--- begin ---
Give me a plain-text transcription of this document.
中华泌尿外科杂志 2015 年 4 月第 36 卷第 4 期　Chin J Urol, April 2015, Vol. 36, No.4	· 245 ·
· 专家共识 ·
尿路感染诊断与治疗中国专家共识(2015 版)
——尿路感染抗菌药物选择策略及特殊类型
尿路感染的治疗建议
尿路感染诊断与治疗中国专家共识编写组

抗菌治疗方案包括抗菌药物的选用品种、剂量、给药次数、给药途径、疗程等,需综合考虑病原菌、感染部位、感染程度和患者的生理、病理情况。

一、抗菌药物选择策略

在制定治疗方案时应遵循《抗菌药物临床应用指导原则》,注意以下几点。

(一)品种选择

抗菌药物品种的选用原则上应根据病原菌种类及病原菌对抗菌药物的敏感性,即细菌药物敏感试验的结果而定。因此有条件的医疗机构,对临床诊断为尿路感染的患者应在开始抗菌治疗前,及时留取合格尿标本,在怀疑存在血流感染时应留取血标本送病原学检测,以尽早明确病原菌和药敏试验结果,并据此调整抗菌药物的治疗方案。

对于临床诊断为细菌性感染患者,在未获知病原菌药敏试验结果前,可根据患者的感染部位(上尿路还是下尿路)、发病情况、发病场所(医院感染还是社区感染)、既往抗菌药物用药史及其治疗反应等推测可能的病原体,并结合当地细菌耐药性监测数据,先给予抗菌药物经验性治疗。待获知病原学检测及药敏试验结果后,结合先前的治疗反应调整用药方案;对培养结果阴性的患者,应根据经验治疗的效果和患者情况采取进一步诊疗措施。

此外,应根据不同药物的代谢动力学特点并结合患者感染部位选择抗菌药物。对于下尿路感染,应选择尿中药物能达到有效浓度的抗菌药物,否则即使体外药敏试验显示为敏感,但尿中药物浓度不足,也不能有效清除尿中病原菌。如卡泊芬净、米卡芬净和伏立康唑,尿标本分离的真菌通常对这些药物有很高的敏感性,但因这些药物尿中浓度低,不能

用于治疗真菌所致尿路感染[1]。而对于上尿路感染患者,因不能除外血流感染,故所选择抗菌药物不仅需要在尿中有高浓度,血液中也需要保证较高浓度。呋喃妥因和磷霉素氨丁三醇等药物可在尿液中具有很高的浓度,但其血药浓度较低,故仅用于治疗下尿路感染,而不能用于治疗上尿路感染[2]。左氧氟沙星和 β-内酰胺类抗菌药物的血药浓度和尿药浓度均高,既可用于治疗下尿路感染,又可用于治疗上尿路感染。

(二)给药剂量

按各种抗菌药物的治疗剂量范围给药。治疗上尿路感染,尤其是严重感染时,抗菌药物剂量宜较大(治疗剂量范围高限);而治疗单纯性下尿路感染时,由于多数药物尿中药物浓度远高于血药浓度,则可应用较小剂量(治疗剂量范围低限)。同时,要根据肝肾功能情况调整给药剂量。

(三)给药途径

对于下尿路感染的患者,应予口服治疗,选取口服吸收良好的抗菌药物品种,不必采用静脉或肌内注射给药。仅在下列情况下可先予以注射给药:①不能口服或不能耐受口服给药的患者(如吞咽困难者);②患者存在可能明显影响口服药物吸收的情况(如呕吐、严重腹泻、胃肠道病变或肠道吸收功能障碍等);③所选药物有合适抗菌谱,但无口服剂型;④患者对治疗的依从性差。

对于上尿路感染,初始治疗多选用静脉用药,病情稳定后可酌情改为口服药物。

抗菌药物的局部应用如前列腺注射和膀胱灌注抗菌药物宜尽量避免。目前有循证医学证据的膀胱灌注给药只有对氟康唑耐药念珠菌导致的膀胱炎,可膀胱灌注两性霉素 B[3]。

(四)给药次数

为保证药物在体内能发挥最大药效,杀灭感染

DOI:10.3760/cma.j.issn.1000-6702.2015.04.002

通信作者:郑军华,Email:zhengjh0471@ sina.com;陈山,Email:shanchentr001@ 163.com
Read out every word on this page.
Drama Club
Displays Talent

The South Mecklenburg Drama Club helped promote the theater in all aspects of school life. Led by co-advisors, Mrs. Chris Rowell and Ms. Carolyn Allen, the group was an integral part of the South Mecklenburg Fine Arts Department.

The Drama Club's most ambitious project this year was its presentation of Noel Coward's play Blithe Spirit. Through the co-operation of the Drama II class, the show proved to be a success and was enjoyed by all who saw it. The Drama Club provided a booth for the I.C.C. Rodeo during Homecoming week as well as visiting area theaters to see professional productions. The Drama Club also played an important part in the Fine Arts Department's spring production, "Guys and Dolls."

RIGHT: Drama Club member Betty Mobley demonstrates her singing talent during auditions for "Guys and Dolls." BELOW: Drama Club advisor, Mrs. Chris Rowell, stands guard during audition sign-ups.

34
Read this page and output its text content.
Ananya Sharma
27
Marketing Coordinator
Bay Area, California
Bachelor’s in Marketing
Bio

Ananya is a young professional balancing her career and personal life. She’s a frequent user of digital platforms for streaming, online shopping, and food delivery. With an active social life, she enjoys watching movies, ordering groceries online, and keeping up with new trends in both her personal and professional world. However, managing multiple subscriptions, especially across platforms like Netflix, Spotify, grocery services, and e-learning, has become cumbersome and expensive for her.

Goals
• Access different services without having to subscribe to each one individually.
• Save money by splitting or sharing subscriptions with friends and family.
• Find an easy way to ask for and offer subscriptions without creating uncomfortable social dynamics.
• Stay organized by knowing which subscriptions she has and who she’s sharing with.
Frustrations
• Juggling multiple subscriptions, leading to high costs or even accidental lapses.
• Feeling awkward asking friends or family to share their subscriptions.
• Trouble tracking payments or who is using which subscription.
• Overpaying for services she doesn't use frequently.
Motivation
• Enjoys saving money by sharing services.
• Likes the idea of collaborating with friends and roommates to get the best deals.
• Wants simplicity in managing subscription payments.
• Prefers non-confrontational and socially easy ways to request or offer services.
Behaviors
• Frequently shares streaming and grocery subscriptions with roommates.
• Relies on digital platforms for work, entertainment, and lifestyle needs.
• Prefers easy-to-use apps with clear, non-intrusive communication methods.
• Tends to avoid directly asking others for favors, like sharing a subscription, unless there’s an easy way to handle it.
--- end ---
▶ Exercise:
Write the whole listing out again. Keep every line exactly as it is.

▶ Result of the exercise:
Give me a plain-text transcription of this document.
中华泌尿外科杂志 2015 年 4 月第 36 卷第 4 期　Chin J Urol, April 2015, Vol. 36, No.4	· 245 ·
· 专家共识 ·
尿路感染诊断与治疗中国专家共识(2015 版)
——尿路感染抗菌药物选择策略及特殊类型
尿路感染的治疗建议
尿路感染诊断与治疗中国专家共识编写组

抗菌治疗方案包括抗菌药物的选用品种、剂量、给药次数、给药途径、疗程等,需综合考虑病原菌、感染部位、感染程度和患者的生理、病理情况。

一、抗菌药物选择策略

在制定治疗方案时应遵循《抗菌药物临床应用指导原则》,注意以下几点。

(一)品种选择

抗菌药物品种的选用原则上应根据病原菌种类及病原菌对抗菌药物的敏感性,即细菌药物敏感试验的结果而定。因此有条件的医疗机构,对临床诊断为尿路感染的患者应在开始抗菌治疗前,及时留取合格尿标本,在怀疑存在血流感染时应留取血标本送病原学检测,以尽早明确病原菌和药敏试验结果,并据此调整抗菌药物的治疗方案。

对于临床诊断为细菌性感染患者,在未获知病原菌药敏试验结果前,可根据患者的感染部位(上尿路还是下尿路)、发病情况、发病场所(医院感染还是社区感染)、既往抗菌药物用药史及其治疗反应等推测可能的病原体,并结合当地细菌耐药性监测数据,先给予抗菌药物经验性治疗。待获知病原学检测及药敏试验结果后,结合先前的治疗反应调整用药方案;对培养结果阴性的患者,应根据经验治疗的效果和患者情况采取进一步诊疗措施。

此外,应根据不同药物的代谢动力学特点并结合患者感染部位选择抗菌药物。对于下尿路感染,应选择尿中药物能达到有效浓度的抗菌药物,否则即使体外药敏试验显示为敏感,但尿中药物浓度不足,也不能有效清除尿中病原菌。如卡泊芬净、米卡芬净和伏立康唑,尿标本分离的真菌通常对这些药物有很高的敏感性,但因这些药物尿中浓度低,不能

用于治疗真菌所致尿路感染[1]。而对于上尿路感染患者,因不能除外血流感染,故所选择抗菌药物不仅需要在尿中有高浓度,血液中也需要保证较高浓度。呋喃妥因和磷霉素氨丁三醇等药物可在尿液中具有很高的浓度,但其血药浓度较低,故仅用于治疗下尿路感染,而不能用于治疗上尿路感染[2]。左氧氟沙星和 β-内酰胺类抗菌药物的血药浓度和尿药浓度均高,既可用于治疗下尿路感染,又可用于治疗上尿路感染。

(二)给药剂量

按各种抗菌药物的治疗剂量范围给药。治疗上尿路感染,尤其是严重感染时,抗菌药物剂量宜较大(治疗剂量范围高限);而治疗单纯性下尿路感染时,由于多数药物尿中药物浓度远高于血药浓度,则可应用较小剂量(治疗剂量范围低限)。同时,要根据肝肾功能情况调整给药剂量。

(三)给药途径

对于下尿路感染的患者,应予口服治疗,选取口服吸收良好的抗菌药物品种,不必采用静脉或肌内注射给药。仅在下列情况下可先予以注射给药:①不能口服或不能耐受口服给药的患者(如吞咽困难者);②患者存在可能明显影响口服药物吸收的情况(如呕吐、严重腹泻、胃肠道病变或肠道吸收功能障碍等);③所选药物有合适抗菌谱,但无口服剂型;④患者对治疗的依从性差。

对于上尿路感染,初始治疗多选用静脉用药,病情稳定后可酌情改为口服药物。

抗菌药物的局部应用如前列腺注射和膀胱灌注抗菌药物宜尽量避免。目前有循证医学证据的膀胱灌注给药只有对氟康唑耐药念珠菌导致的膀胱炎,可膀胱灌注两性霉素 B[3]。

(四)给药次数

为保证药物在体内能发挥最大药效,杀灭感染

DOI:10.3760/cma.j.issn.1000-6702.2015.04.002

通信作者:郑军华,Email:zhengjh0471@ sina.com;陈山,Email:shanchentr001@ 163.com
Read out every word on this page.
Drama Club
Displays Talent

The South Mecklenburg Drama Club helped promote the theater in all aspects of school life. Led by co-advisors, Mrs. Chris Rowell and Ms. Carolyn Allen, the group was an integral part of the South Mecklenburg Fine Arts Department.

The Drama Club's most ambitious project this year was its presentation of Noel Coward's play Blithe Spirit. Through the co-operation of the Drama II class, the show proved to be a success and was enjoyed by all who saw it. The Drama Club provided a booth for the I.C.C. Rodeo during Homecoming week as well as visiting area theaters to see professional productions. The Drama Club also played an important part in the Fine Arts Department's spring production, "Guys and Dolls."

RIGHT: Drama Club member Betty Mobley demonstrates her singing talent during auditions for "Guys and Dolls." BELOW: Drama Club advisor, Mrs. Chris Rowell, stands guard during audition sign-ups.

34
Read this page and output its text content.
Ananya Sharma
27
Marketing Coordinator
Bay Area, California
Bachelor’s in Marketing
Bio

Ananya is a young professional balancing her career and personal life. She’s a frequent user of digital platforms for streaming, online shopping, and food delivery. With an active social life, she enjoys watching movies, ordering groceries online, and keeping up with new trends in both her personal and professional world. However, managing multiple subscriptions, especially across platforms like Netflix, Spotify, grocery services, and e-learning, has become cumbersome and expensive for her.

Goals
• Access different services without having to subscribe to each one individually.
• Save money by splitting or sharing subscriptions with friends and family.
• Find an easy way to ask for and offer subscriptions without creating uncomfortable social dynamics.
• Stay organized by knowing which subscriptions she has and who she’s sharing with.
Frustrations
• Juggling multiple subscriptions, leading to high costs or even accidental lapses.
• Feeling awkward asking friends or family to share their subscriptions.
• Trouble tracking payments or who is using which subscription.
• Overpaying for services she doesn't use frequently.
Motivation
• Enjoys saving money by sharing services.
• Likes the idea of collaborating with friends and roommates to get the best deals.
• Wants simplicity in managing subscription payments.
• Prefers non-confrontational and socially easy ways to request or offer services.
Behaviors
• Frequently shares streaming and grocery subscriptions with roommates.
• Relies on digital platforms for work, entertainment, and lifestyle needs.
• Prefers easy-to-use apps with clear, non-intrusive communication methods.
• Tends to avoid directly asking others for favors, like sharing a subscription, unless there’s an easy way to handle it.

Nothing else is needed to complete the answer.